Stored records:

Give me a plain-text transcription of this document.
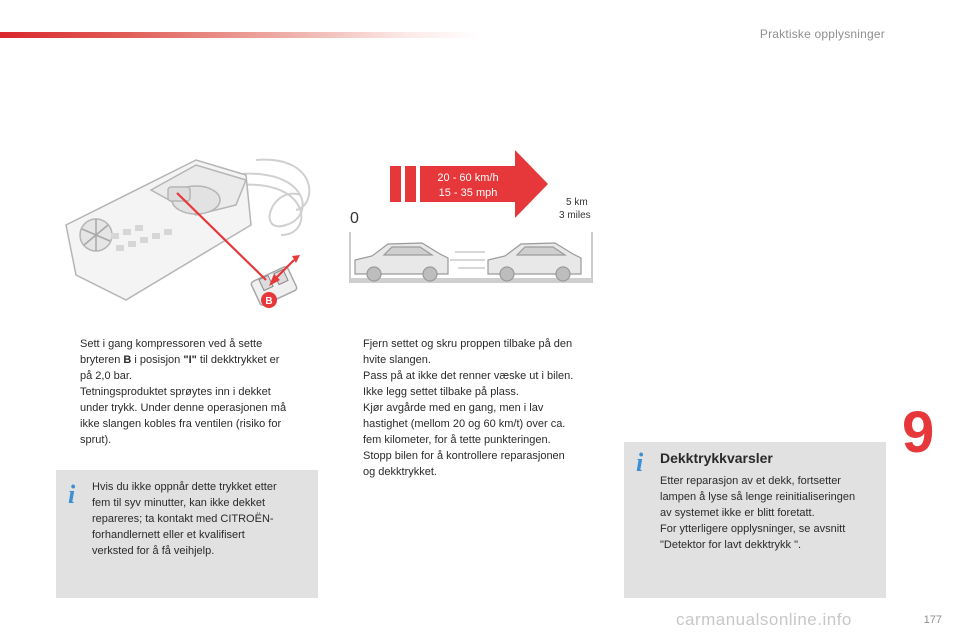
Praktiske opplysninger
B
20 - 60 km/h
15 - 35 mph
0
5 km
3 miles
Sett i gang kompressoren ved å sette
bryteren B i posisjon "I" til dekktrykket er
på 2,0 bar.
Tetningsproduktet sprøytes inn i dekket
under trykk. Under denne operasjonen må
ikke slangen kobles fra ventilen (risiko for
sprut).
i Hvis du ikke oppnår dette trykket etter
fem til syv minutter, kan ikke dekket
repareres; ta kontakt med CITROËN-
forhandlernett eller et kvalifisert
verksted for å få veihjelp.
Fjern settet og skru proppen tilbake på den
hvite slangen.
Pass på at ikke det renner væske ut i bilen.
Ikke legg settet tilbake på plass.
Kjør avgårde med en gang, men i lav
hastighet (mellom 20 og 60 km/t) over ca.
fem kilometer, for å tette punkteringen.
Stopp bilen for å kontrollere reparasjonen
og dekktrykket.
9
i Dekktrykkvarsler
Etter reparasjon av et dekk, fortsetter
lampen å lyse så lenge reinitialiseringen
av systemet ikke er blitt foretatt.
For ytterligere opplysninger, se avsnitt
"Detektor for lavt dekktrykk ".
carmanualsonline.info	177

## EXERCISE
Repeat all of the entries word for word, but omit the pictures.

## FINISHED TASK
Give me a plain-text transcription of this document.
Praktiske opplysninger
B
20 - 60 km/h
15 - 35 mph
0
5 km
3 miles
Sett i gang kompressoren ved å sette
bryteren B i posisjon "I" til dekktrykket er
på 2,0 bar.
Tetningsproduktet sprøytes inn i dekket
under trykk. Under denne operasjonen må
ikke slangen kobles fra ventilen (risiko for
sprut).
i Hvis du ikke oppnår dette trykket etter
fem til syv minutter, kan ikke dekket
repareres; ta kontakt med CITROËN-
forhandlernett eller et kvalifisert
verksted for å få veihjelp.
Fjern settet og skru proppen tilbake på den
hvite slangen.
Pass på at ikke det renner væske ut i bilen.
Ikke legg settet tilbake på plass.
Kjør avgårde med en gang, men i lav
hastighet (mellom 20 og 60 km/t) over ca.
fem kilometer, for å tette punkteringen.
Stopp bilen for å kontrollere reparasjonen
og dekktrykket.
9
i Dekktrykkvarsler
Etter reparasjon av et dekk, fortsetter
lampen å lyse så lenge reinitialiseringen
av systemet ikke er blitt foretatt.
For ytterligere opplysninger, se avsnitt
"Detektor for lavt dekktrykk ".
carmanualsonline.info	177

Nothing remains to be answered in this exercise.